START DATASET RECORDS

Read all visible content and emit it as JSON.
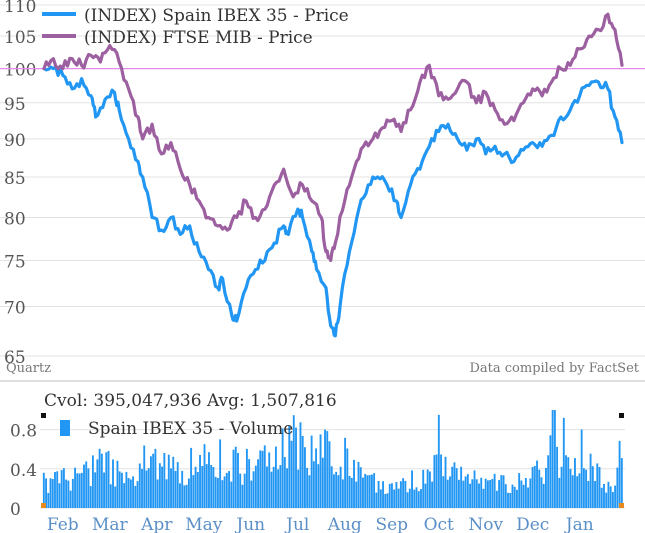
{
  "colors": {
    "ibex": "#2196f3",
    "ftse": "#9c5fa0",
    "baseline": "#e58be8",
    "grid": "#e3e3e3",
    "text": "#555555",
    "volume": "#2196f3",
    "marker": "#e8891f"
  },
  "legend": {
    "ibex_label": "(INDEX) Spain IBEX 35 - Price",
    "ftse_label": "(INDEX) FTSE MIB - Price"
  },
  "credits": {
    "left": "Quartz",
    "right": "Data compiled by FactSet"
  },
  "volume_panel": {
    "summary": "Cvol: 395,047,936 Avg: 1,507,816",
    "legend_label": "Spain IBEX 35 - Volume"
  },
  "chart_data": [
    {
      "type": "line",
      "y_scale": "log",
      "ylim": [
        65,
        110
      ],
      "y_ticks": [
        65,
        70,
        75,
        80,
        85,
        90,
        95,
        100,
        105,
        110
      ],
      "baseline": 100,
      "grid": true,
      "legend_position": "top-left",
      "x_tick_labels": [
        "Feb",
        "Mar",
        "Apr",
        "May",
        "Jun",
        "Jul",
        "Aug",
        "Sep",
        "Oct",
        "Nov",
        "Dec",
        "Jan"
      ],
      "x_range_months": [
        0,
        12.3
      ],
      "series": [
        {
          "name": "(INDEX) Spain IBEX 35 - Price",
          "color_key": "ibex",
          "points": [
            [
              0,
              100
            ],
            [
              0.2,
              100
            ],
            [
              0.4,
              99
            ],
            [
              0.6,
              97
            ],
            [
              0.8,
              98.5
            ],
            [
              1.0,
              96
            ],
            [
              1.1,
              93
            ],
            [
              1.3,
              95.5
            ],
            [
              1.5,
              96.5
            ],
            [
              1.6,
              94
            ],
            [
              1.8,
              90
            ],
            [
              2.0,
              87
            ],
            [
              2.1,
              85
            ],
            [
              2.3,
              80
            ],
            [
              2.5,
              78.5
            ],
            [
              2.7,
              80
            ],
            [
              2.9,
              78
            ],
            [
              3.1,
              79
            ],
            [
              3.3,
              76
            ],
            [
              3.5,
              74
            ],
            [
              3.7,
              72
            ],
            [
              3.8,
              73
            ],
            [
              4.0,
              69
            ],
            [
              4.1,
              68.5
            ],
            [
              4.3,
              72
            ],
            [
              4.5,
              74
            ],
            [
              4.7,
              75
            ],
            [
              4.9,
              77
            ],
            [
              5.1,
              79
            ],
            [
              5.2,
              78
            ],
            [
              5.4,
              81
            ],
            [
              5.5,
              80
            ],
            [
              5.7,
              76
            ],
            [
              5.8,
              74
            ],
            [
              6.0,
              72
            ],
            [
              6.1,
              68
            ],
            [
              6.2,
              67
            ],
            [
              6.3,
              70
            ],
            [
              6.5,
              76
            ],
            [
              6.7,
              81
            ],
            [
              6.9,
              84
            ],
            [
              7.1,
              85
            ],
            [
              7.3,
              84
            ],
            [
              7.5,
              82
            ],
            [
              7.6,
              80
            ],
            [
              7.8,
              84
            ],
            [
              8.0,
              86
            ],
            [
              8.2,
              89
            ],
            [
              8.4,
              91
            ],
            [
              8.6,
              92
            ],
            [
              8.8,
              90
            ],
            [
              9.0,
              88.5
            ],
            [
              9.2,
              90
            ],
            [
              9.4,
              88
            ],
            [
              9.6,
              89
            ],
            [
              9.8,
              88
            ],
            [
              10.0,
              87
            ],
            [
              10.2,
              88.5
            ],
            [
              10.4,
              89.5
            ],
            [
              10.6,
              89
            ],
            [
              10.8,
              90.5
            ],
            [
              11.0,
              93
            ],
            [
              11.2,
              94
            ],
            [
              11.4,
              96
            ],
            [
              11.6,
              97.5
            ],
            [
              11.8,
              98
            ],
            [
              12.0,
              97
            ],
            [
              12.15,
              93
            ],
            [
              12.3,
              89.5
            ]
          ]
        },
        {
          "name": "(INDEX) FTSE MIB - Price",
          "color_key": "ftse",
          "points": [
            [
              0,
              100
            ],
            [
              0.2,
              101.5
            ],
            [
              0.4,
              100
            ],
            [
              0.6,
              101.5
            ],
            [
              0.8,
              100.5
            ],
            [
              1.0,
              102
            ],
            [
              1.2,
              101
            ],
            [
              1.4,
              103.5
            ],
            [
              1.6,
              101
            ],
            [
              1.8,
              97
            ],
            [
              2.0,
              93
            ],
            [
              2.1,
              90
            ],
            [
              2.3,
              92
            ],
            [
              2.5,
              88
            ],
            [
              2.7,
              89.5
            ],
            [
              2.9,
              86
            ],
            [
              3.1,
              84
            ],
            [
              3.3,
              82
            ],
            [
              3.5,
              80
            ],
            [
              3.7,
              79
            ],
            [
              3.9,
              78.5
            ],
            [
              4.1,
              80
            ],
            [
              4.3,
              82
            ],
            [
              4.5,
              80
            ],
            [
              4.7,
              81
            ],
            [
              4.9,
              84
            ],
            [
              5.1,
              86
            ],
            [
              5.3,
              82.5
            ],
            [
              5.5,
              84
            ],
            [
              5.7,
              82
            ],
            [
              5.9,
              80
            ],
            [
              6.0,
              76
            ],
            [
              6.1,
              75
            ],
            [
              6.2,
              77
            ],
            [
              6.4,
              82
            ],
            [
              6.6,
              86
            ],
            [
              6.8,
              89
            ],
            [
              7.0,
              90
            ],
            [
              7.2,
              91.5
            ],
            [
              7.4,
              92.5
            ],
            [
              7.6,
              91
            ],
            [
              7.8,
              94
            ],
            [
              8.0,
              98
            ],
            [
              8.2,
              100.5
            ],
            [
              8.4,
              96
            ],
            [
              8.6,
              95.5
            ],
            [
              8.8,
              97
            ],
            [
              9.0,
              98
            ],
            [
              9.2,
              95
            ],
            [
              9.4,
              96.5
            ],
            [
              9.6,
              94
            ],
            [
              9.8,
              92
            ],
            [
              10.0,
              92.5
            ],
            [
              10.2,
              95
            ],
            [
              10.4,
              97
            ],
            [
              10.6,
              96
            ],
            [
              10.8,
              98
            ],
            [
              11.0,
              100
            ],
            [
              11.2,
              100.5
            ],
            [
              11.4,
              103
            ],
            [
              11.6,
              105
            ],
            [
              11.8,
              106
            ],
            [
              12.0,
              108.5
            ],
            [
              12.15,
              106
            ],
            [
              12.3,
              100.5
            ]
          ]
        }
      ]
    },
    {
      "type": "bar",
      "series_name": "Spain IBEX 35 - Volume",
      "ylim": [
        0,
        1.0
      ],
      "y_ticks": [
        0,
        0.4,
        0.8
      ],
      "x_tick_labels": [
        "Feb",
        "Mar",
        "Apr",
        "May",
        "Jun",
        "Jul",
        "Aug",
        "Sep",
        "Oct",
        "Nov",
        "Dec",
        "Jan"
      ],
      "volume_keypoints": [
        [
          0,
          0.26
        ],
        [
          0.5,
          0.3
        ],
        [
          1,
          0.38
        ],
        [
          1.3,
          0.45
        ],
        [
          1.6,
          0.35
        ],
        [
          2,
          0.32
        ],
        [
          2.2,
          0.5
        ],
        [
          2.5,
          0.4
        ],
        [
          3,
          0.38
        ],
        [
          3.5,
          0.55
        ],
        [
          4,
          0.45
        ],
        [
          4.5,
          0.4
        ],
        [
          5,
          0.55
        ],
        [
          5.4,
          0.7
        ],
        [
          5.8,
          0.45
        ],
        [
          6.0,
          0.65
        ],
        [
          6.3,
          0.55
        ],
        [
          6.6,
          0.45
        ],
        [
          7,
          0.26
        ],
        [
          7.5,
          0.2
        ],
        [
          8,
          0.3
        ],
        [
          8.4,
          0.45
        ],
        [
          8.7,
          0.35
        ],
        [
          9,
          0.3
        ],
        [
          9.5,
          0.26
        ],
        [
          10,
          0.24
        ],
        [
          10.5,
          0.35
        ],
        [
          10.8,
          0.55
        ],
        [
          11,
          0.45
        ],
        [
          11.3,
          0.4
        ],
        [
          11.6,
          0.42
        ],
        [
          11.9,
          0.3
        ],
        [
          12.1,
          0.25
        ],
        [
          12.3,
          0.6
        ]
      ],
      "volume_peaks": [
        [
          8.4,
          0.95
        ],
        [
          10.85,
          1.0
        ],
        [
          11.05,
          0.92
        ],
        [
          11.45,
          0.8
        ],
        [
          5.35,
          0.82
        ],
        [
          6.0,
          0.8
        ]
      ]
    }
  ]
}
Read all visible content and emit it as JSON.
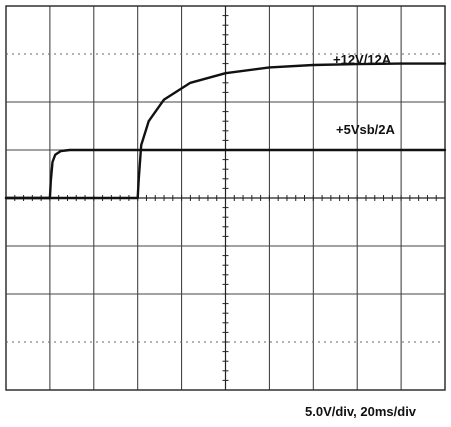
{
  "chart_data": {
    "type": "line",
    "grid": true,
    "divisions": {
      "x": 10,
      "y": 8
    },
    "xlim": [
      0,
      10
    ],
    "ylim": [
      -4,
      4
    ],
    "series": [
      {
        "name": "+12V/12A",
        "color": "#111111",
        "x": [
          0,
          3,
          3.02,
          3.08,
          3.25,
          3.6,
          4.2,
          5.0,
          6.0,
          7.0,
          8.0,
          9.0,
          10
        ],
        "y": [
          0,
          0,
          0.35,
          1.1,
          1.6,
          2.05,
          2.4,
          2.6,
          2.72,
          2.77,
          2.79,
          2.8,
          2.8
        ]
      },
      {
        "name": "+5Vsb/2A",
        "color": "#111111",
        "x": [
          0,
          1,
          1.02,
          1.06,
          1.12,
          1.25,
          1.45,
          10
        ],
        "y": [
          0,
          0,
          0.35,
          0.75,
          0.9,
          0.98,
          1.0,
          1.0
        ]
      }
    ],
    "labels": [
      {
        "text": "+12V/12A",
        "series": 0
      },
      {
        "text": "+5Vsb/2A",
        "series": 1
      }
    ]
  },
  "footer": {
    "scale_note": "5.0V/div,  20ms/div"
  }
}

END DATASET RECORDS

• [WHAT IS BEING ASKED]: Show all lines in the entries above where the string "text" appears.

• [FULL ANSWER]:
    "text": "#555555",
        "text": "+12V/12A",
        "text": "+5Vsb/2A",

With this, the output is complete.